* _Exercise_
Copy out the rows verbatim, beginning with the line containing "y-tick-label: 200,000 <box>35" and ending with the line containing "rank-label: 7 <box>365 398 369 406</box>".

* _Records provided_
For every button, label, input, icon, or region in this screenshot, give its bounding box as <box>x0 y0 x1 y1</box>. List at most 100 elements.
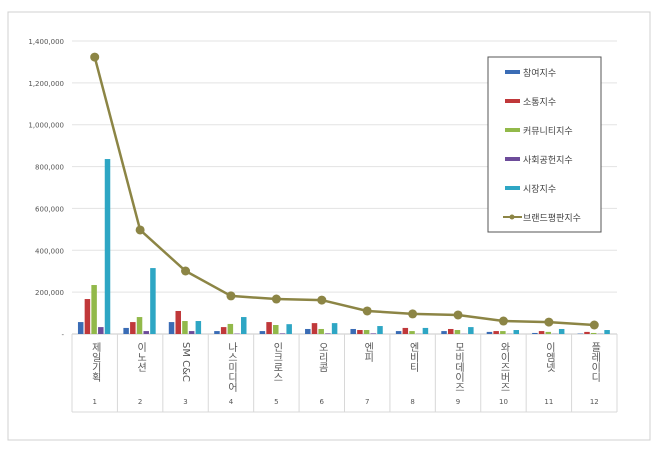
y-tick-label: 200,000 <box>35 289 64 297</box>
category-label: 와이즈버즈 <box>498 342 510 392</box>
bar-2-0 <box>91 285 97 334</box>
bar-1-3 <box>221 327 227 334</box>
bar-2-5 <box>318 329 324 334</box>
bar-4-6 <box>377 326 383 334</box>
bar-1-5 <box>312 323 318 334</box>
rank-label: 7 <box>365 398 369 406</box>
bar-4-9 <box>514 330 520 334</box>
bar-1-11 <box>584 332 590 334</box>
category-label: 오리콤 <box>316 342 328 372</box>
bar-1-1 <box>130 322 136 334</box>
bar-2-1 <box>137 317 143 334</box>
y-tick-label: 800,000 <box>35 164 64 172</box>
bar-4-0 <box>105 159 111 334</box>
brand-point-11 <box>590 321 599 330</box>
y-tick-label: 400,000 <box>35 247 64 255</box>
bar-3-4 <box>280 333 286 334</box>
bar-2-9 <box>500 331 506 334</box>
bar-1-6 <box>357 330 363 334</box>
rank-label: 3 <box>183 398 187 406</box>
rank-label: 5 <box>274 398 278 406</box>
bar-4-8 <box>468 327 474 334</box>
legend-label: 시장지수 <box>523 184 556 195</box>
bar-0-3 <box>214 331 220 334</box>
bar-4-10 <box>559 329 565 334</box>
category-label: 플레이디 <box>589 342 601 383</box>
legend-label: 소통지수 <box>523 97 556 108</box>
category-label: SM C&C <box>180 342 191 382</box>
brand-point-9 <box>499 317 508 326</box>
bar-0-7 <box>396 331 402 334</box>
y-tick-label: 1,000,000 <box>28 122 64 130</box>
bar-4-4 <box>286 324 292 334</box>
bar-0-9 <box>487 332 493 334</box>
rank-label: 8 <box>410 398 414 406</box>
category-label: 나스미디어 <box>225 342 237 393</box>
bar-4-5 <box>332 323 338 334</box>
bar-4-2 <box>196 321 202 334</box>
bar-2-11 <box>591 333 597 334</box>
brand-point-8 <box>454 310 463 319</box>
legend-label: 브랜드평판지수 <box>523 213 581 224</box>
legend-box <box>488 57 601 232</box>
bar-0-10 <box>532 333 538 334</box>
bar-0-1 <box>123 328 129 334</box>
bar-1-2 <box>175 311 181 334</box>
rank-label: 12 <box>590 398 599 406</box>
bar-1-0 <box>85 299 91 334</box>
legend-label: 참여지수 <box>523 67 556 79</box>
brand-point-3 <box>226 291 235 300</box>
bar-2-6 <box>364 330 370 334</box>
rank-label: 10 <box>499 398 508 406</box>
bar-1-8 <box>448 329 454 334</box>
brand-point-1 <box>136 225 145 234</box>
bar-0-0 <box>78 322 84 334</box>
bar-0-4 <box>260 331 266 334</box>
rank-label: 4 <box>229 398 234 406</box>
rank-label: 1 <box>92 398 96 406</box>
legend-swatch <box>505 70 520 74</box>
bar-3-2 <box>189 331 195 334</box>
brand-point-10 <box>544 318 553 327</box>
bar-4-11 <box>604 330 610 334</box>
brand-point-6 <box>363 306 372 315</box>
bar-0-2 <box>169 322 175 334</box>
legend-marker <box>510 215 515 220</box>
category-label: 이노션 <box>135 342 147 372</box>
y-tick-label: 1,400,000 <box>28 38 64 46</box>
category-label: 인크로스 <box>271 342 283 382</box>
bar-2-4 <box>273 325 279 334</box>
y-tick-label: 1,200,000 <box>28 80 64 88</box>
bar-4-1 <box>150 268 156 334</box>
bar-3-6 <box>371 333 377 334</box>
bar-4-7 <box>423 328 429 334</box>
category-label: 모비데이즈 <box>453 342 465 392</box>
bar-4-3 <box>241 317 247 334</box>
y-tick-label: 600,000 <box>35 205 64 213</box>
brand-point-2 <box>181 267 190 276</box>
bar-3-0 <box>98 327 104 334</box>
category-label: 제일기획 <box>89 342 101 383</box>
bar-3-1 <box>143 331 149 334</box>
legend-swatch <box>505 99 520 103</box>
brand-point-4 <box>272 295 281 304</box>
brand-point-5 <box>317 296 326 305</box>
bar-2-2 <box>182 321 188 334</box>
rank-label: 2 <box>138 398 142 406</box>
rank-label: 11 <box>544 398 553 406</box>
bar-2-3 <box>228 324 234 334</box>
rank-label: 9 <box>456 398 460 406</box>
legend-label: 사회공헌지수 <box>523 155 573 166</box>
bar-1-10 <box>539 331 545 334</box>
bar-2-7 <box>409 331 415 334</box>
bar-0-6 <box>350 329 356 334</box>
brand-point-7 <box>408 309 417 318</box>
category-label: 엔피 <box>362 342 374 363</box>
bar-0-8 <box>441 331 447 334</box>
legend-swatch <box>505 157 520 161</box>
legend-swatch <box>505 186 520 190</box>
category-label: 이엠넷 <box>543 342 555 373</box>
bar-1-4 <box>266 322 272 334</box>
bar-0-5 <box>305 329 311 334</box>
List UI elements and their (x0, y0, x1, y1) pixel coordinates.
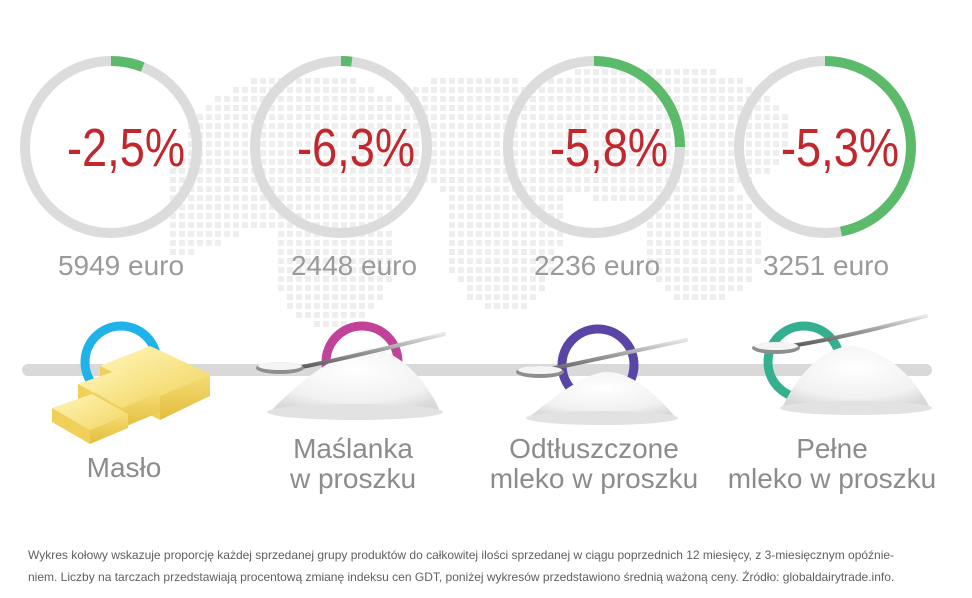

* _Exercise output_
y-tick-label: 200,000 <box>35 289 64 297</box>
category-label: 와이즈버즈 <box>498 342 510 392</box>
bar-2-0 <box>91 285 97 334</box>
bar-1-3 <box>221 327 227 334</box>
bar-2-5 <box>318 329 324 334</box>
bar-4-6 <box>377 326 383 334</box>
bar-1-5 <box>312 323 318 334</box>
rank-label: 7 <box>365 398 369 406</box>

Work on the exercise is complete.